Given task:
Check each line of the records below for the string "ταῦτα", then state how many lines contain it, with no other output.

Input:

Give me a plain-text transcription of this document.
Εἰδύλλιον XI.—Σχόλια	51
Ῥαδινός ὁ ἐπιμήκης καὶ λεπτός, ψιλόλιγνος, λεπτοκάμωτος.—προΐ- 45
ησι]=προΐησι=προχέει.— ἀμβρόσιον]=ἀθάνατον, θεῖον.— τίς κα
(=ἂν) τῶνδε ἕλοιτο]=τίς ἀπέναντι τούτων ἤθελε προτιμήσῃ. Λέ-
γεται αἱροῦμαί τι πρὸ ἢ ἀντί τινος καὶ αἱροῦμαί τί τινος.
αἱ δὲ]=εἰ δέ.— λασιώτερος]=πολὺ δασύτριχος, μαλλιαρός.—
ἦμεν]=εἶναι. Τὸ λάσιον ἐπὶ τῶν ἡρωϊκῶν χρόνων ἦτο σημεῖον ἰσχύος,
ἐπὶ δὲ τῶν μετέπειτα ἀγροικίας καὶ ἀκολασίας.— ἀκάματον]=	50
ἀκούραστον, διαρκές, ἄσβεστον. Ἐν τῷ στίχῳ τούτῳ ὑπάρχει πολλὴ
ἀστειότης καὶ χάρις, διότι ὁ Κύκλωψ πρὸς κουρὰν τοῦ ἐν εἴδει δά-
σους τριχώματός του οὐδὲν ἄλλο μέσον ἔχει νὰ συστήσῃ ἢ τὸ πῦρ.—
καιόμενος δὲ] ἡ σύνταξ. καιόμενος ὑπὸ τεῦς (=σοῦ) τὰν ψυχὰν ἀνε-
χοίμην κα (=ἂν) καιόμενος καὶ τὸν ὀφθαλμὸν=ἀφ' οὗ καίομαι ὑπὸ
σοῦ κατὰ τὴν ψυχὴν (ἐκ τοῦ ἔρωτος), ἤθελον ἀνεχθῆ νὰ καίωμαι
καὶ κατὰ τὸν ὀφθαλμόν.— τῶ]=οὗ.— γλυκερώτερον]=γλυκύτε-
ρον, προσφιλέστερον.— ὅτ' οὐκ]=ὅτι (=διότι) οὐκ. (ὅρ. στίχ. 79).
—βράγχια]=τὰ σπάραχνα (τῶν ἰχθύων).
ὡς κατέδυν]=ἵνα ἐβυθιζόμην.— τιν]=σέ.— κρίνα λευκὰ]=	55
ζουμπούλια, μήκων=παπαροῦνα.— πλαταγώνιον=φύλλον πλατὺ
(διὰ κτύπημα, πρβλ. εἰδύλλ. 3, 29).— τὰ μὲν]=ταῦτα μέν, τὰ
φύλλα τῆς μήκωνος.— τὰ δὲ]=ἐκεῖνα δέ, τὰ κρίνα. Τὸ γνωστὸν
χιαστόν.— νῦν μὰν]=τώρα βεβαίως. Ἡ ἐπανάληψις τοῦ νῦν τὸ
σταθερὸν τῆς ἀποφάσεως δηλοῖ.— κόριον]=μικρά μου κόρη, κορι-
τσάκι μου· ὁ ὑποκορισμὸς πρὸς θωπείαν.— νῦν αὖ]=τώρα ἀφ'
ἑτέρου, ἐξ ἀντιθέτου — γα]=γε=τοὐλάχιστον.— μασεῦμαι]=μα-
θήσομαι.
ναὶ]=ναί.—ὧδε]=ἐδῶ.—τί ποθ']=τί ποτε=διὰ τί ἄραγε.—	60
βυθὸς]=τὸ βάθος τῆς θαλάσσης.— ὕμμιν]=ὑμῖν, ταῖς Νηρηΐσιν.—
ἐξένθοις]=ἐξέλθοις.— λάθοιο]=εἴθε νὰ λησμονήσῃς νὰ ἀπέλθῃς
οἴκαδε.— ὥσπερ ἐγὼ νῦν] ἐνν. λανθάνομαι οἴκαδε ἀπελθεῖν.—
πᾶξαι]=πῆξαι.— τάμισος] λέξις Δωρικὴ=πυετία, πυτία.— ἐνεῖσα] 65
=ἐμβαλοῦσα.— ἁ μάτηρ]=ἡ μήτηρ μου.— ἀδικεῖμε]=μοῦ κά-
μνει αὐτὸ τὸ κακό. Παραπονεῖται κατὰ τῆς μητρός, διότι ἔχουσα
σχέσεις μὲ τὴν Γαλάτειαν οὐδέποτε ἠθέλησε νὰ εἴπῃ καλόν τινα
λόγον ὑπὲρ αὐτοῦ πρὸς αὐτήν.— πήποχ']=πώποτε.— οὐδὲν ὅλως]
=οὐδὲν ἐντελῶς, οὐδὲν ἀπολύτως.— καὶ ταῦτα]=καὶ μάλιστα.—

* * *

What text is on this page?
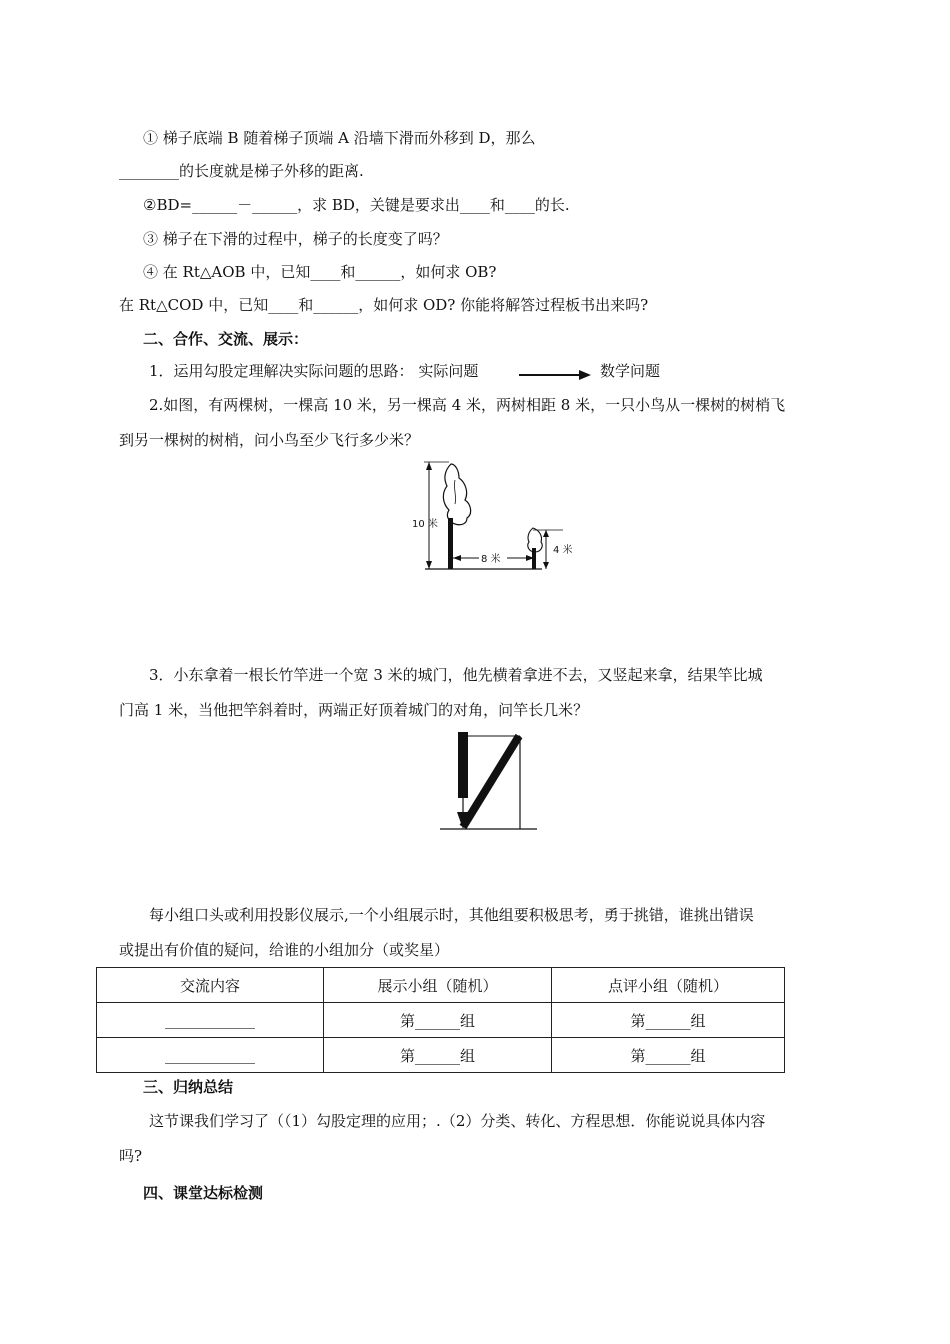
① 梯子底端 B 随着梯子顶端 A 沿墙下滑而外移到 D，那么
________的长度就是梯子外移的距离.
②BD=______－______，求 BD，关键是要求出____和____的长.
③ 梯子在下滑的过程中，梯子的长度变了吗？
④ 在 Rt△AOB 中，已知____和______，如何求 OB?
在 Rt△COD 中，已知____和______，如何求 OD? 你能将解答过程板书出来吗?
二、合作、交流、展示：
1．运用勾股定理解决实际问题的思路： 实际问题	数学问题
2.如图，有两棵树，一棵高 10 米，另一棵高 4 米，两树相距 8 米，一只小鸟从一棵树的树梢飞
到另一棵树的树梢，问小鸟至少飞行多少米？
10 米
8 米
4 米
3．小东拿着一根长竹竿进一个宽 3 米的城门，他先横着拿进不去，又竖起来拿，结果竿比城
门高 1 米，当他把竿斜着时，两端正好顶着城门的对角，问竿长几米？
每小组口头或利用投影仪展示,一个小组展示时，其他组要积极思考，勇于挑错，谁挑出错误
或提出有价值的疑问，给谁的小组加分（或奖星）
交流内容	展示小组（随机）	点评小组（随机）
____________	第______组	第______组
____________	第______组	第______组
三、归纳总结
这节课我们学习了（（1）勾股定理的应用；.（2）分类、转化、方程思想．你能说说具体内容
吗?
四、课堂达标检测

Response below:
2